The continued grounding of the Boeing 737 MAX is a contentious topic among all flyers. But FlyerTalkers are becoming more outspoken about the situation. As a result of everything revolving around the troubled aircraft, FlyerTalkers are calling for changes at Boeing after the extended no-fly order.
Boeing’s next-generation 737 MAX aircraft remains grounded, with no lift in the order in sight. On Sunday, July 14, 2019, American Airlines extended their canceled 737 MAX flights through November 2, 2019, giving little hope that the troubled airframe could be back in the air before the holiday season.
But once the aircraft returns to service, how will flyers take to it? While some airlines have announced waivers for those wary to travel aboard the MAX aircraft, FlyerTalkers have been discussing it amongst themselves. On the forums, many are pointing at Boeing for allowing the flight to take to the skies in the first place.
“Boeing very well could be headed for the toilet and frankly the current management failed miserably,” writes edgewood49 in response to an exposé published by The Seattle Times. “I am not flying a Max not today, not tomorrow.”
“Sadly fixes in place likely could be good enough, but the scrutiny for the Max is going well beyond, probably going to be the most scrutinized plan to be certified ever,” notes chipmaster of the re-certification process from both the Federal Aviation Administration (FAA) and the European Aviation Safety Agency (EASA). “For airlines this is problematic to have capacity grounded and why would any airlines order any more planes with the unknown always there?”

■ ■ ■ ■

**Required action A**
Repeat from the 737 MAX article everything from "The continued grounding" down to "extended no-fly order.".
**Required action B**
In the 737 MAX article, what reasons does chipmaster give for why the situation is problematic for airlines?
**Required action C**
Write the next part of the 737 MAX article, starting after its final sentence.
The lines after the 737 MAX article aren't needed for anything here.

■ ■ ■ ■

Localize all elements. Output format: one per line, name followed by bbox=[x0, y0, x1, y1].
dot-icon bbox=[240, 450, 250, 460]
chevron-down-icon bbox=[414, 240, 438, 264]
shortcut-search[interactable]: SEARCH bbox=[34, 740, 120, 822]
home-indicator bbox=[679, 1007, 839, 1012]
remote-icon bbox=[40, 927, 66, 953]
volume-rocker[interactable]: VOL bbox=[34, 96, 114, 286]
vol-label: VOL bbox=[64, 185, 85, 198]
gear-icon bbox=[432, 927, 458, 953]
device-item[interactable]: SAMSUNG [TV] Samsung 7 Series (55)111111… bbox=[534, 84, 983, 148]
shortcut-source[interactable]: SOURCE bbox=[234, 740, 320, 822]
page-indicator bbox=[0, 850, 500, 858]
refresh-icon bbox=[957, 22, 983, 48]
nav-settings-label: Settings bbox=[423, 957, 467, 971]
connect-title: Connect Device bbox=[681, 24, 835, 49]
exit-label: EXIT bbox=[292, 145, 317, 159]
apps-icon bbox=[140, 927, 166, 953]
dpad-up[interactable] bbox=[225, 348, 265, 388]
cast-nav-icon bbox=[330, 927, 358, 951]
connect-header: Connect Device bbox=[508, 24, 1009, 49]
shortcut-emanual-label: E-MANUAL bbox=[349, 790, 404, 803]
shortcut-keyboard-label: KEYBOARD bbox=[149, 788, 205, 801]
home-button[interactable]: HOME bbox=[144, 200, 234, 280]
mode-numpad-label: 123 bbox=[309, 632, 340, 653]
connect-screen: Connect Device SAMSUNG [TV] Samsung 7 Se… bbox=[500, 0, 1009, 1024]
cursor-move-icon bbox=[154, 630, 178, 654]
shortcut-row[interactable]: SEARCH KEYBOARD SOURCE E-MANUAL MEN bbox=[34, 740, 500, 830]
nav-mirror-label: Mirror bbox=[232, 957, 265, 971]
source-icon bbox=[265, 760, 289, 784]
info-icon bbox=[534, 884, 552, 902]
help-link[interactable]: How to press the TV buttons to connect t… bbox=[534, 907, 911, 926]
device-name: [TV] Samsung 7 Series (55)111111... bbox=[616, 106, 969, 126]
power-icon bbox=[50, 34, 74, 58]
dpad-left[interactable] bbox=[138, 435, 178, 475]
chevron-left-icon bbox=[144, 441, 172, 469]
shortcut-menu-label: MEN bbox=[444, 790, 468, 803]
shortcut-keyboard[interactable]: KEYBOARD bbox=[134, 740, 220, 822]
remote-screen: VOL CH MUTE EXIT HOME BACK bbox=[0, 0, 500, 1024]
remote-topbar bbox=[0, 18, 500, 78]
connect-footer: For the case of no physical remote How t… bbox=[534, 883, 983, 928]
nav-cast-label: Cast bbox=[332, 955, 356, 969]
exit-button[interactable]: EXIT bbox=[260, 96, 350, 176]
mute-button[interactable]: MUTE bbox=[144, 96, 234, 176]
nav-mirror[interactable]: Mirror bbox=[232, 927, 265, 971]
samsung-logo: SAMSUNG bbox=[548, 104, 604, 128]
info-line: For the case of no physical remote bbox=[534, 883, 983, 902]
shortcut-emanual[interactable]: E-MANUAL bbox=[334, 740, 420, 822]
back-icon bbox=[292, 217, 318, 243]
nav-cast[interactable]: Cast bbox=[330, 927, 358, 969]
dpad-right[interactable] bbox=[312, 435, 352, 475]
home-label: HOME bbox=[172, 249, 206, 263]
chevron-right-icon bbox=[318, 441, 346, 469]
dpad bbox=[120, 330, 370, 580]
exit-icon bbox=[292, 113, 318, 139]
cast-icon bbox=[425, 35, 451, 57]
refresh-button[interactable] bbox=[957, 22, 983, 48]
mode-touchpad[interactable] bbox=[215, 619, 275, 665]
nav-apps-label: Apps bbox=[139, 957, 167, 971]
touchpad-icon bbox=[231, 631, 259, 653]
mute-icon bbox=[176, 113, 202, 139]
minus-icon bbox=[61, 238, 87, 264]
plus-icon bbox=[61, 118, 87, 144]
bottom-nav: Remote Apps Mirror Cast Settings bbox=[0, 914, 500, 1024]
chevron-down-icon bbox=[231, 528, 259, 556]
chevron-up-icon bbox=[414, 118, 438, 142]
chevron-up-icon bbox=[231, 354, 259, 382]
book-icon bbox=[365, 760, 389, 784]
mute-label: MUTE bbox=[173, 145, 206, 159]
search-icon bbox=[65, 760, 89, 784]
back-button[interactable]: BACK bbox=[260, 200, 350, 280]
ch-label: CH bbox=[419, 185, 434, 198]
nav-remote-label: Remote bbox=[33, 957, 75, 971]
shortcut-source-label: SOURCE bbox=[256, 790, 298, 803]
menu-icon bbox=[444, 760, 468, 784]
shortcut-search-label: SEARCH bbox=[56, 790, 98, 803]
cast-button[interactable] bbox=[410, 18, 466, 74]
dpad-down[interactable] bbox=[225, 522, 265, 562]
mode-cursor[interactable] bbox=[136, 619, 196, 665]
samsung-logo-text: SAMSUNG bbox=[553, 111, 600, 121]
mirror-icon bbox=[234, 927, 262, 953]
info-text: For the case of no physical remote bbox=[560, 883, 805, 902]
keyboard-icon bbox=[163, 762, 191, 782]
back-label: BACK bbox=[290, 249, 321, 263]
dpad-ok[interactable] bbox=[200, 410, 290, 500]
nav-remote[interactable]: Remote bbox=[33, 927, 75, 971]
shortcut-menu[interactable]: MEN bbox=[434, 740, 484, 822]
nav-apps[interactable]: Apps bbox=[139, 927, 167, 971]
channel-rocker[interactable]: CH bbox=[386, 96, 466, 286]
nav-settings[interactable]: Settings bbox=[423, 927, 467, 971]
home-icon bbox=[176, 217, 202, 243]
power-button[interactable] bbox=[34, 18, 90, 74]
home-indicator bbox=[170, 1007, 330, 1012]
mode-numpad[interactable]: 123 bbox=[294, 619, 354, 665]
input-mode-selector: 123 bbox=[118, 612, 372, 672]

■ ■ ■ ■

**Task result A**
The continued grounding of the Boeing 737 MAX is a contentious topic among all flyers. But FlyerTalkers are becoming more outspoken about the situation. As a result of everything revolving around the troubled aircraft, FlyerTalkers are calling for changes at Boeing after the extended no-fly order.

**Task result B**
Chipmaster says it is problematic for airlines to have capacity grounded. Chipmaster also asks why any airline would order more of the planes when the unknown is always there.

**Task result C**
In the aftermath of the two 737 MAX crashes, Boeing’s chief executive offered apologies on national television and pledged $100 million to families affected by the two tragedies. But FlyerTalkers say that’s not enough to raise their opinion of the Chicago-based manufacturer.
“Now that the spotlight is on Boeing, it’s apparent that the entire corporate culture has deteriorated to the point where safety is NOT a top priority,” accuses FlyerTalker Plato90s. “And secrecy is the default choice when it comes to safety lapses.”
Of course, the option of rebranding remains on the table, as BBC News found one 737 destined for Ryanair lacking the “MAX” name. Some of the names suggested by community member Maestro Ramen include the “737 MIN,” or the “737 V5” – or abandoning the name altogether for a new brand, like the “797 Skycruiser.”
In their latest statement about the situation, Boeing noted they would continue to “partner with local governments and non-profit organizations” to support families and communities affected by the situation and would match donations made by employees through the end of the year.